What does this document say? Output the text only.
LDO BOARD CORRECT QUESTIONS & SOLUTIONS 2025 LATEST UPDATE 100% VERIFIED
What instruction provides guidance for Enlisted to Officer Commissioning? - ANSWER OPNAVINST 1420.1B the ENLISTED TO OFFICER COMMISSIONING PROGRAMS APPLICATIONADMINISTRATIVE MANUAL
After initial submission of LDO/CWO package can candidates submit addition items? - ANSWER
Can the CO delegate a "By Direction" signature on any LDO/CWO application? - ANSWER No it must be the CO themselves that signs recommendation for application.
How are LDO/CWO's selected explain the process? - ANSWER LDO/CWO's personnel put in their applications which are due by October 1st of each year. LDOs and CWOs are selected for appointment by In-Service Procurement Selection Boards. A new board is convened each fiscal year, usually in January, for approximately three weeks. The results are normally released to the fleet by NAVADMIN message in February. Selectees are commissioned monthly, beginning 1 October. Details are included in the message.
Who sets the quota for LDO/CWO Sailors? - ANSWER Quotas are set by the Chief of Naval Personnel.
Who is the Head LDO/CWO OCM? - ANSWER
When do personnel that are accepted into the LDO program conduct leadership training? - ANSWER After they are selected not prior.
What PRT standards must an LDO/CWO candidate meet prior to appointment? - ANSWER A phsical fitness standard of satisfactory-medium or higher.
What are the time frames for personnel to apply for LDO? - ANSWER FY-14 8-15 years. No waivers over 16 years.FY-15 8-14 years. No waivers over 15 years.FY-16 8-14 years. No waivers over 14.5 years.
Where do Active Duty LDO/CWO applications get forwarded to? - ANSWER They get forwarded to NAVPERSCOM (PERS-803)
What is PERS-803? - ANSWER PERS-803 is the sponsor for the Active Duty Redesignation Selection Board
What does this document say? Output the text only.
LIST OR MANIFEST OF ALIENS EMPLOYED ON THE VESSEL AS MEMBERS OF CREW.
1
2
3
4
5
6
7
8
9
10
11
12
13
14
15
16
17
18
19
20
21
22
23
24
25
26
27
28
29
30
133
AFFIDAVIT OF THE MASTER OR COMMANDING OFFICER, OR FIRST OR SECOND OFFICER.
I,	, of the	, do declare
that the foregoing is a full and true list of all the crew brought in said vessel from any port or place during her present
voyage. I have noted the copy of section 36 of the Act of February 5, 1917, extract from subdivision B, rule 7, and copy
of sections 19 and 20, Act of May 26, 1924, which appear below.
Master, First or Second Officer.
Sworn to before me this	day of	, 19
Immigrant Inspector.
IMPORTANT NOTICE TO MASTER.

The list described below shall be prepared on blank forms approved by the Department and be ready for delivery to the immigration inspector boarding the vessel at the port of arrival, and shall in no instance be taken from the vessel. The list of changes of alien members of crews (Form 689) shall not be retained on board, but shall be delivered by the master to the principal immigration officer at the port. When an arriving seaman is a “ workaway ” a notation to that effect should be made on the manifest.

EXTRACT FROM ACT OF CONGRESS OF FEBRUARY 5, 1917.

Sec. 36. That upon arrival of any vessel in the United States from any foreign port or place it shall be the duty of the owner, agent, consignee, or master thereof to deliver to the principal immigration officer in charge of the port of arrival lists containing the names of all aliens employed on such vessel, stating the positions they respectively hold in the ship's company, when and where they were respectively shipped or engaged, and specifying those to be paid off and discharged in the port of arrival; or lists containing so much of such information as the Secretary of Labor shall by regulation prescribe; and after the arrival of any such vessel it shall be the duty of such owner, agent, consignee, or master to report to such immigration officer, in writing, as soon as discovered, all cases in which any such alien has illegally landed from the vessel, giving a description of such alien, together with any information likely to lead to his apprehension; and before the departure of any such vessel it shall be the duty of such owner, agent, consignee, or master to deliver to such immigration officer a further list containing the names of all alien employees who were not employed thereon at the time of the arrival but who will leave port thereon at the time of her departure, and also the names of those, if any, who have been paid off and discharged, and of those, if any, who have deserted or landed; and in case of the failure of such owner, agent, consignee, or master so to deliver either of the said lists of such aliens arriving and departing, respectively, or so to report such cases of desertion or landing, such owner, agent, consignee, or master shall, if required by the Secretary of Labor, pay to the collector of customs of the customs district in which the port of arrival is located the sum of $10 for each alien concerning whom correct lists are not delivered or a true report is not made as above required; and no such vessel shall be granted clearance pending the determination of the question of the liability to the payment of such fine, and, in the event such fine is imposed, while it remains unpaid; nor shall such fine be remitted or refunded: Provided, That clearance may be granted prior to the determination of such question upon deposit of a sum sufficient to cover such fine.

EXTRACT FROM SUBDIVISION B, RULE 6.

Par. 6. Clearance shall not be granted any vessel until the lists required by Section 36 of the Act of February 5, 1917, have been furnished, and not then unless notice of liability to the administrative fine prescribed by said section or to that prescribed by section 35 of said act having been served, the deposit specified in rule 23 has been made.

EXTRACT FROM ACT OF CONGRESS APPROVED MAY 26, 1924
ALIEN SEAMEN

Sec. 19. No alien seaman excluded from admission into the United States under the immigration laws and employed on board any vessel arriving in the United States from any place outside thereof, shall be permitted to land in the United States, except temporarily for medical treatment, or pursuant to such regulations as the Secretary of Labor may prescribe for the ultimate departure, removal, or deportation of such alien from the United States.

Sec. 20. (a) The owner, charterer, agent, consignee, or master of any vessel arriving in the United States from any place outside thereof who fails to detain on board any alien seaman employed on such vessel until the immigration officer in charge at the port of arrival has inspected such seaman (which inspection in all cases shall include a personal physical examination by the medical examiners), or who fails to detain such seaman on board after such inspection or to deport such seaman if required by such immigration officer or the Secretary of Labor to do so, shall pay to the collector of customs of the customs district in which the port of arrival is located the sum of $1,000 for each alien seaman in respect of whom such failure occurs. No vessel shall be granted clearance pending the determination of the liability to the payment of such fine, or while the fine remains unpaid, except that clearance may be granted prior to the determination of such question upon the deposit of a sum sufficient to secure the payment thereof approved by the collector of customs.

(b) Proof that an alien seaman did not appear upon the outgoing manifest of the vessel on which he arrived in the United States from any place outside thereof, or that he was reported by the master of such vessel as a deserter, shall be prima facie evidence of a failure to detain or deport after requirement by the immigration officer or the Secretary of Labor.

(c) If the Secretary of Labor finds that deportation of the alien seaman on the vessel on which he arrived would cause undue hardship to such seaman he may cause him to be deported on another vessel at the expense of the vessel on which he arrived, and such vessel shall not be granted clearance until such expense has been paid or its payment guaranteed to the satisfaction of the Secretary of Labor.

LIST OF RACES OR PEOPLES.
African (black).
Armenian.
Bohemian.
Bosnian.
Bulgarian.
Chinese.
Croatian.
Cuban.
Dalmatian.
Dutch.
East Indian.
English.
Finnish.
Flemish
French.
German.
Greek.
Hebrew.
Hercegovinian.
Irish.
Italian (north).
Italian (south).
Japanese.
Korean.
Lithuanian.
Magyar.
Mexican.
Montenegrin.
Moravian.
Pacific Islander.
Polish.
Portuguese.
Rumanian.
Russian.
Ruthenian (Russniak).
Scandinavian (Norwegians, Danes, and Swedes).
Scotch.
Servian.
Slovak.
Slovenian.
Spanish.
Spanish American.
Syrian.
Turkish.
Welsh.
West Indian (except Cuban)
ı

----------

#### [To be done]
All entries shown above should be printed again exactly.

#### [Solution for this problem]
What does this document say? Output the text only.
LDO BOARD CORRECT QUESTIONS & SOLUTIONS 2025 LATEST UPDATE 100% VERIFIED
What instruction provides guidance for Enlisted to Officer Commissioning? - ANSWER OPNAVINST 1420.1B the ENLISTED TO OFFICER COMMISSIONING PROGRAMS APPLICATIONADMINISTRATIVE MANUAL
After initial submission of LDO/CWO package can candidates submit addition items? - ANSWER
Can the CO delegate a "By Direction" signature on any LDO/CWO application? - ANSWER No it must be the CO themselves that signs recommendation for application.
How are LDO/CWO's selected explain the process? - ANSWER LDO/CWO's personnel put in their applications which are due by October 1st of each year. LDOs and CWOs are selected for appointment by In-Service Procurement Selection Boards. A new board is convened each fiscal year, usually in January, for approximately three weeks. The results are normally released to the fleet by NAVADMIN message in February. Selectees are commissioned monthly, beginning 1 October. Details are included in the message.
Who sets the quota for LDO/CWO Sailors? - ANSWER Quotas are set by the Chief of Naval Personnel.
Who is the Head LDO/CWO OCM? - ANSWER
When do personnel that are accepted into the LDO program conduct leadership training? - ANSWER After they are selected not prior.
What PRT standards must an LDO/CWO candidate meet prior to appointment? - ANSWER A phsical fitness standard of satisfactory-medium or higher.
What are the time frames for personnel to apply for LDO? - ANSWER FY-14 8-15 years. No waivers over 16 years.FY-15 8-14 years. No waivers over 15 years.FY-16 8-14 years. No waivers over 14.5 years.
Where do Active Duty LDO/CWO applications get forwarded to? - ANSWER They get forwarded to NAVPERSCOM (PERS-803)
What is PERS-803? - ANSWER PERS-803 is the sponsor for the Active Duty Redesignation Selection Board
What does this document say? Output the text only.
LIST OR MANIFEST OF ALIENS EMPLOYED ON THE VESSEL AS MEMBERS OF CREW.
1
2
3
4
5
6
7
8
9
10
11
12
13
14
15
16
17
18
19
20
21
22
23
24
25
26
27
28
29
30
133
AFFIDAVIT OF THE MASTER OR COMMANDING OFFICER, OR FIRST OR SECOND OFFICER.
I,	, of the	, do declare
that the foregoing is a full and true list of all the crew brought in said vessel from any port or place during her present
voyage. I have noted the copy of section 36 of the Act of February 5, 1917, extract from subdivision B, rule 7, and copy
of sections 19 and 20, Act of May 26, 1924, which appear below.
Master, First or Second Officer.
Sworn to before me this	day of	, 19
Immigrant Inspector.
IMPORTANT NOTICE TO MASTER.

The list described below shall be prepared on blank forms approved by the Department and be ready for delivery to the immigration inspector boarding the vessel at the port of arrival, and shall in no instance be taken from the vessel. The list of changes of alien members of crews (Form 689) shall not be retained on board, but shall be delivered by the master to the principal immigration officer at the port. When an arriving seaman is a “ workaway ” a notation to that effect should be made on the manifest.

EXTRACT FROM ACT OF CONGRESS OF FEBRUARY 5, 1917.

Sec. 36. That upon arrival of any vessel in the United States from any foreign port or place it shall be the duty of the owner, agent, consignee, or master thereof to deliver to the principal immigration officer in charge of the port of arrival lists containing the names of all aliens employed on such vessel, stating the positions they respectively hold in the ship's company, when and where they were respectively shipped or engaged, and specifying those to be paid off and discharged in the port of arrival; or lists containing so much of such information as the Secretary of Labor shall by regulation prescribe; and after the arrival of any such vessel it shall be the duty of such owner, agent, consignee, or master to report to such immigration officer, in writing, as soon as discovered, all cases in which any such alien has illegally landed from the vessel, giving a description of such alien, together with any information likely to lead to his apprehension; and before the departure of any such vessel it shall be the duty of such owner, agent, consignee, or master to deliver to such immigration officer a further list containing the names of all alien employees who were not employed thereon at the time of the arrival but who will leave port thereon at the time of her departure, and also the names of those, if any, who have been paid off and discharged, and of those, if any, who have deserted or landed; and in case of the failure of such owner, agent, consignee, or master so to deliver either of the said lists of such aliens arriving and departing, respectively, or so to report such cases of desertion or landing, such owner, agent, consignee, or master shall, if required by the Secretary of Labor, pay to the collector of customs of the customs district in which the port of arrival is located the sum of $10 for each alien concerning whom correct lists are not delivered or a true report is not made as above required; and no such vessel shall be granted clearance pending the determination of the question of the liability to the payment of such fine, and, in the event such fine is imposed, while it remains unpaid; nor shall such fine be remitted or refunded: Provided, That clearance may be granted prior to the determination of such question upon deposit of a sum sufficient to cover such fine.

EXTRACT FROM SUBDIVISION B, RULE 6.

Par. 6. Clearance shall not be granted any vessel until the lists required by Section 36 of the Act of February 5, 1917, have been furnished, and not then unless notice of liability to the administrative fine prescribed by said section or to that prescribed by section 35 of said act having been served, the deposit specified in rule 23 has been made.

EXTRACT FROM ACT OF CONGRESS APPROVED MAY 26, 1924
ALIEN SEAMEN

Sec. 19. No alien seaman excluded from admission into the United States under the immigration laws and employed on board any vessel arriving in the United States from any place outside thereof, shall be permitted to land in the United States, except temporarily for medical treatment, or pursuant to such regulations as the Secretary of Labor may prescribe for the ultimate departure, removal, or deportation of such alien from the United States.

Sec. 20. (a) The owner, charterer, agent, consignee, or master of any vessel arriving in the United States from any place outside thereof who fails to detain on board any alien seaman employed on such vessel until the immigration officer in charge at the port of arrival has inspected such seaman (which inspection in all cases shall include a personal physical examination by the medical examiners), or who fails to detain such seaman on board after such inspection or to deport such seaman if required by such immigration officer or the Secretary of Labor to do so, shall pay to the collector of customs of the customs district in which the port of arrival is located the sum of $1,000 for each alien seaman in respect of whom such failure occurs. No vessel shall be granted clearance pending the determination of the liability to the payment of such fine, or while the fine remains unpaid, except that clearance may be granted prior to the determination of such question upon the deposit of a sum sufficient to secure the payment thereof approved by the collector of customs.

(b) Proof that an alien seaman did not appear upon the outgoing manifest of the vessel on which he arrived in the United States from any place outside thereof, or that he was reported by the master of such vessel as a deserter, shall be prima facie evidence of a failure to detain or deport after requirement by the immigration officer or the Secretary of Labor.

(c) If the Secretary of Labor finds that deportation of the alien seaman on the vessel on which he arrived would cause undue hardship to such seaman he may cause him to be deported on another vessel at the expense of the vessel on which he arrived, and such vessel shall not be granted clearance until such expense has been paid or its payment guaranteed to the satisfaction of the Secretary of Labor.

LIST OF RACES OR PEOPLES.
African (black).
Armenian.
Bohemian.
Bosnian.
Bulgarian.
Chinese.
Croatian.
Cuban.
Dalmatian.
Dutch.
East Indian.
English.
Finnish.
Flemish
French.
German.
Greek.
Hebrew.
Hercegovinian.
Irish.
Italian (north).
Italian (south).
Japanese.
Korean.
Lithuanian.
Magyar.
Mexican.
Montenegrin.
Moravian.
Pacific Islander.
Polish.
Portuguese.
Rumanian.
Russian.
Ruthenian (Russniak).
Scandinavian (Norwegians, Danes, and Swedes).
Scotch.
Servian.
Slovak.
Slovenian.
Spanish.
Spanish American.
Syrian.
Turkish.
Welsh.
West Indian (except Cuban)
ı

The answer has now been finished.